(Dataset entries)
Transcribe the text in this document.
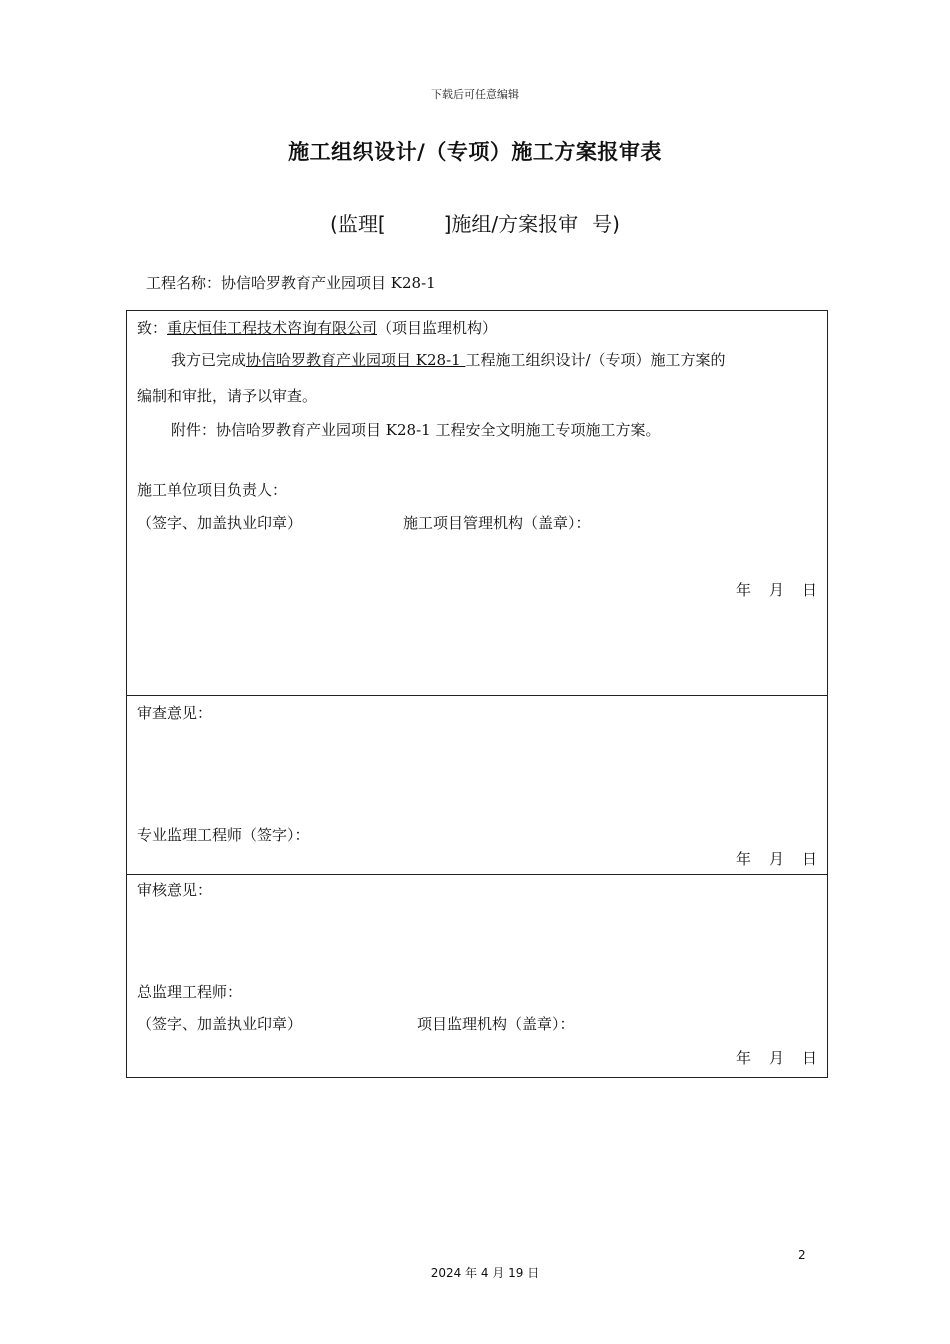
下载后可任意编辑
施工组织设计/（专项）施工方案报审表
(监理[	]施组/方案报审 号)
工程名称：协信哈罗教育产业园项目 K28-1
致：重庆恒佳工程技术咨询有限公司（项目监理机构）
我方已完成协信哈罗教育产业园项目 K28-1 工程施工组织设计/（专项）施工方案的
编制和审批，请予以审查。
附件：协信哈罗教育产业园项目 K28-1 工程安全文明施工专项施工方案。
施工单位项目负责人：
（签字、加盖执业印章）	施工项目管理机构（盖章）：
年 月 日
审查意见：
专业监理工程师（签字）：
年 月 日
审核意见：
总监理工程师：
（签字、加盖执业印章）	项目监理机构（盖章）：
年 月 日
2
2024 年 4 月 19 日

Problem details: Write out every record above exactly as it stands, but leave out the pictures.

Written solution:
Transcribe the text in this document.
下载后可任意编辑
施工组织设计/（专项）施工方案报审表
(监理[	]施组/方案报审 号)
工程名称：协信哈罗教育产业园项目 K28-1
致：重庆恒佳工程技术咨询有限公司（项目监理机构）
我方已完成协信哈罗教育产业园项目 K28-1 工程施工组织设计/（专项）施工方案的
编制和审批，请予以审查。
附件：协信哈罗教育产业园项目 K28-1 工程安全文明施工专项施工方案。
施工单位项目负责人：
（签字、加盖执业印章）	施工项目管理机构（盖章）：
年 月 日
审查意见：
专业监理工程师（签字）：
年 月 日
审核意见：
总监理工程师：
（签字、加盖执业印章）	项目监理机构（盖章）：
年 月 日
2
2024 年 4 月 19 日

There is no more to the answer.